== Problem to work on ==
Continue the Dash crossfilter example from the point where it stops.

== Document excerpt ==

----------------------------------------

Try moving the mouse over the points in the scatter plot on the left. Notice how the line graphs on the right update based on the point that you are hovering over.

Generic Crossfilter Recipe

This example has not been ported to Julia yet - showing the Python version instead.

Visit the old docs site for Julia at: https://community.plotly.com/c/dash/julia/20

Here’s a slightly more generic example for crossfiltering across a six-column data set. Each scatter plot’s selection filters the underlying dataset.

from dash import Dash, dcc, html
import numpy as np
import pandas as pd
from dash.dependencies import Input, Output
import plotly.express as px

external_stylesheets = ['https://codepen.io/chriddyp/pen/bWLwgP.css']

app = Dash(__name__, external_stylesheets=external_stylesheets)

# make a sample data frame with 6 columns
np.random.seed(0)  # no-display
df = pd.DataFrame({"Col " + str(i+1): np.random.rand(30) for i in range(6)})

app.layout = html.Div([
    html.Div(
        dcc.Graph(id='g1', config={'displayModeBar': False}),
        className='four columns'
    ),
    html.Div(
        dcc.Graph(id='g2', config={'displayModeBar': False}),
        className='four columns'
        ),
    html.Div(
        dcc.Graph(id='g3', config={'displayModeBar': False}),
        className='four columns'
    )
], className='row')

def get_figure(df, x_col, y_col, selectedpoints, selectedpoints_local):

    if selectedpoints_local and selectedpoints_local['range']:
        ranges = selectedpoints_local['range']
        selection_bounds = {'x0': ranges['x'][0], 'x1': ranges['x'][1],
                            'y0': ranges['y'][0], 'y1': ranges['y'][1]}
    else:
        selection_bounds = {'x0': np.min(df[x_col]), 'x1': np.max(df[x_col]),
                            'y0': np.min(df[y_col]), 'y1': np.max(df[y_col])}

    # set which points are selected with the `selectedpoints` property
    # and style those points with the `selected` and `unselected`
    # attribute. see
    # <a href="https://medium.com/@plotlygraphs/notes-from-the-latest-plotly-js-release-b035a5b43e21">https://medium.com/@plotlygraphs/notes-from-the-latest-plotly-js-release-b035a5b43e21</a>
    # for an explanation
    fig = px.scatter(df, x=df[x_col], y=df[y_col], text=df.index)

    fig.update_traces(selectedpoints=selectedpoints,
                      customdata=df.index,
                      mode='markers+text', marker={ 'color': 'rgba(0, 116, 217, 0.7)', 'size': 20 }, unselected={'marker': { 'opacity': 0.3 }, 'textfont': { 'color': 'rgba(0, 0, 0, 0)' } })

    fig.update_layout(margin={'l': 20, 'r': 0, 'b': 15, 't': 5}, dragmode='select', hovermode=False)

    fig.add_shape(dict({'type': 'rect',
                        'line': { 'width': 1, 'dash': 'dot', 'color': 'darkgrey' } },
                       **selection_bounds))

----------------------------------------

== Recorded information ==
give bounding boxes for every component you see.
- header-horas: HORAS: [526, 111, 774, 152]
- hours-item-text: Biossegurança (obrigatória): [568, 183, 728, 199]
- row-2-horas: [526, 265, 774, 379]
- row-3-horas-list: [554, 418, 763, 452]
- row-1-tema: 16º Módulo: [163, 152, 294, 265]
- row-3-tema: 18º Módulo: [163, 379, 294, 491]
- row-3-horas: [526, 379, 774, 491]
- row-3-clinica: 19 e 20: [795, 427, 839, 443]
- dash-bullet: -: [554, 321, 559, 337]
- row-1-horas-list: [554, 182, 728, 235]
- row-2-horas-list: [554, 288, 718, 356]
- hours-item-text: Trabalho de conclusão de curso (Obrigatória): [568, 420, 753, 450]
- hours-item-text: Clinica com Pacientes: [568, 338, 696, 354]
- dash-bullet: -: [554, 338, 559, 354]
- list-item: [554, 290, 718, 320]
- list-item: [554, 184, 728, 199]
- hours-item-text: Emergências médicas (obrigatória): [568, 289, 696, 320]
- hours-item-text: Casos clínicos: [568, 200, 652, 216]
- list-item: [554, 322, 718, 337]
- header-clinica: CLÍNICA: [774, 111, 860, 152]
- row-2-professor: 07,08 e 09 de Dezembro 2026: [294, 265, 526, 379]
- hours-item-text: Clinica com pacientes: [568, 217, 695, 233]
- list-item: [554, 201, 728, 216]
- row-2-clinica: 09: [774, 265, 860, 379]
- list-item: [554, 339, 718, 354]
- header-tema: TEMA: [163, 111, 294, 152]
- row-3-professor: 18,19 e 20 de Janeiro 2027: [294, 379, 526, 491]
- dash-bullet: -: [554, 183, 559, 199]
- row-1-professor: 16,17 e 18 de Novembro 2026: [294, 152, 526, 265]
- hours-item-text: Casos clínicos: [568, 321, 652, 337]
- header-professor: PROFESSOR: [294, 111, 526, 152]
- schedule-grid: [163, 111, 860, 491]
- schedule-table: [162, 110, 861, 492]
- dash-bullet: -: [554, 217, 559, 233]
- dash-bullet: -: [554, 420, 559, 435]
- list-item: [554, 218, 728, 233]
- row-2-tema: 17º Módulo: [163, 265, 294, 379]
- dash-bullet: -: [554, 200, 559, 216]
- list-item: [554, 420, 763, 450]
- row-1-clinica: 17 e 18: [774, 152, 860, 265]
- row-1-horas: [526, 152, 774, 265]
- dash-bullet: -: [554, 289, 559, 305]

----------------------------------------

== Expected output ==
    return fig

# this callback defines 3 figures
# as a function of the intersection of their 3 selections
@app.callback(
    Output('g1', 'figure'),
    Output('g2', 'figure'),
    Output('g3', 'figure'),
    Input('g1', 'selectedData'),
    Input('g2', 'selectedData'),
    Input('g3', 'selectedData')
)
def callback(selection1, selection2, selection3):
    selectedpoints = df.index
    for selected_data in [selection1, selection2, selection3]:
        if selected_data and selected_data['points']:
            selectedpoints = np.intersect1d(selectedpoints,
                [p['customdata'] for p in selected_data['points']])

    return [get_figure(df, "Col 1", "Col 2", selectedpoints, selection1),
            get_figure(df, "Col 3", "Col 4", selectedpoints, selection2),
            get_figure(df, "Col 5", "Col 6", selectedpoints, selection3)]


if __name__ == '__main__':
    app.run_server(debug=True)

Dash Data Selection Example

On every selection, the three graph callbacks are fired with the latest
selected regions of each plot. A dataframe is filtered based on the selected points and the graphs are replotted with the selected points highlighted and the selected region drawn as a dashed rectangle.

As an aside, if you find yourself filtering and visualizing highly-dimensional datasets, you should consider checking out the parallel coordinates chart type.


Current Limitations

There are a few limitations in graph interactions right now.
- It is not currently possible to customize the style of the hover interactions or the select box. This issue is being worked on in https://github.com/plotly/plotly.js/issues/1847.

There’s a lot that you can do with these interactive plotting features. If you need help exploring your use case, open up a thread in the Dash Community Forum.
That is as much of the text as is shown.